▸ **Your instructions**: Records follow. Pull out every line that contains "circle".
* begin Material supplied *
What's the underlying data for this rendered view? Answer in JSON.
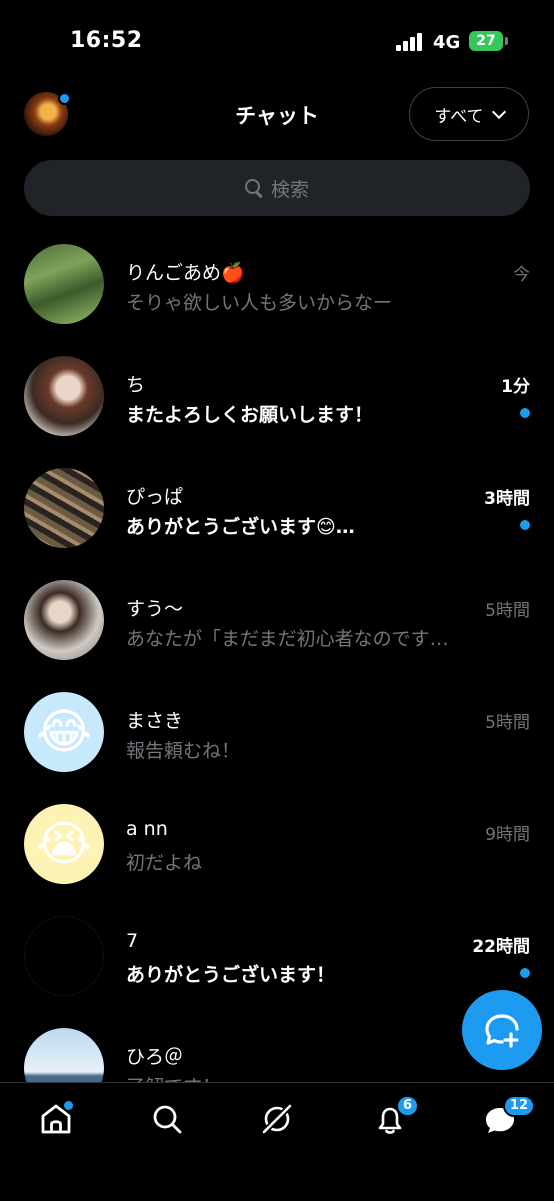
{
  "status_bar": {
    "time": "16:52",
    "network": "4G",
    "battery": "27"
  },
  "header": {
    "title": "チャット",
    "filter_label": "すべて"
  },
  "search": {
    "placeholder": "検索"
  },
  "chats": [
    {
      "name": "りんごあめ🍎",
      "preview": "そりゃ欲しい人も多いからなー",
      "timestamp": "今",
      "unread": false
    },
    {
      "name": "ち",
      "preview": "またよろしくお願いします！",
      "timestamp": "1分",
      "unread": true
    },
    {
      "name": "ぴっぱ",
      "preview": "ありがとうございます😊…",
      "timestamp": "3時間",
      "unread": true
    },
    {
      "name": "すう〜",
      "preview": "あなたが「まだまだ初心者なのです…",
      "timestamp": "5時間",
      "unread": false
    },
    {
      "name": "まさき",
      "preview": "報告頼むね！",
      "timestamp": "5時間",
      "unread": false
    },
    {
      "name": "a nn",
      "preview": "初だよね",
      "timestamp": "9時間",
      "unread": false
    },
    {
      "name": "7",
      "preview": "ありがとうございます！",
      "timestamp": "22時間",
      "unread": true
    },
    {
      "name": "ひろ＠",
      "preview": "了解です！",
      "timestamp": "",
      "unread": false
    }
  ],
  "tab_bar": {
    "notifications_badge": "6",
    "messages_badge": "12"
  },
  "colors": {
    "accent": "#1d9bf0",
    "background": "#000000",
    "muted_text": "#71767b",
    "battery_green": "#34c759"
  },
  "icons": [
    "home-icon",
    "search-icon",
    "grok-icon",
    "bell-icon",
    "messages-icon",
    "new-message-icon",
    "chevron-down-icon"
  ]
}
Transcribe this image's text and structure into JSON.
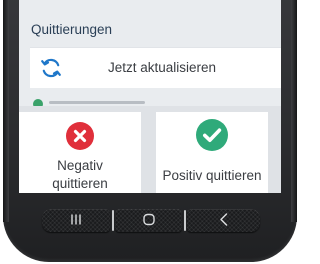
{
  "screen": {
    "section_header": "Quittierungen",
    "update_row": {
      "icon": "refresh-icon",
      "label": "Jetzt aktualisieren"
    },
    "buttons": {
      "negative": {
        "icon": "x-circle-icon",
        "label_line1": "Negativ",
        "label_line2": "quittieren",
        "color": "#e02f3b"
      },
      "positive": {
        "icon": "check-circle-icon",
        "label": "Positiv quittieren",
        "color": "#2faa7a"
      }
    }
  },
  "navigation": {
    "recent_icon": "recent-apps-icon",
    "home_icon": "home-icon",
    "back_icon": "back-icon"
  },
  "colors": {
    "accent_blue": "#1f77c9",
    "status_green": "#3aa26a",
    "device_body": "#2b2c2f"
  }
}
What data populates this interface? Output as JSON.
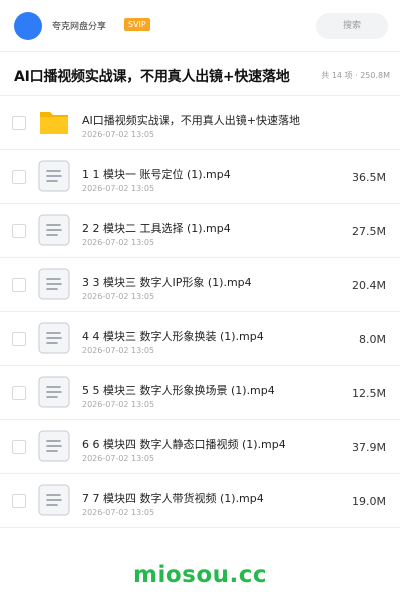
* end Material supplied *
▸ **The response**:
        "icon": "x-circle-icon",
        "icon": "check-circle-icon",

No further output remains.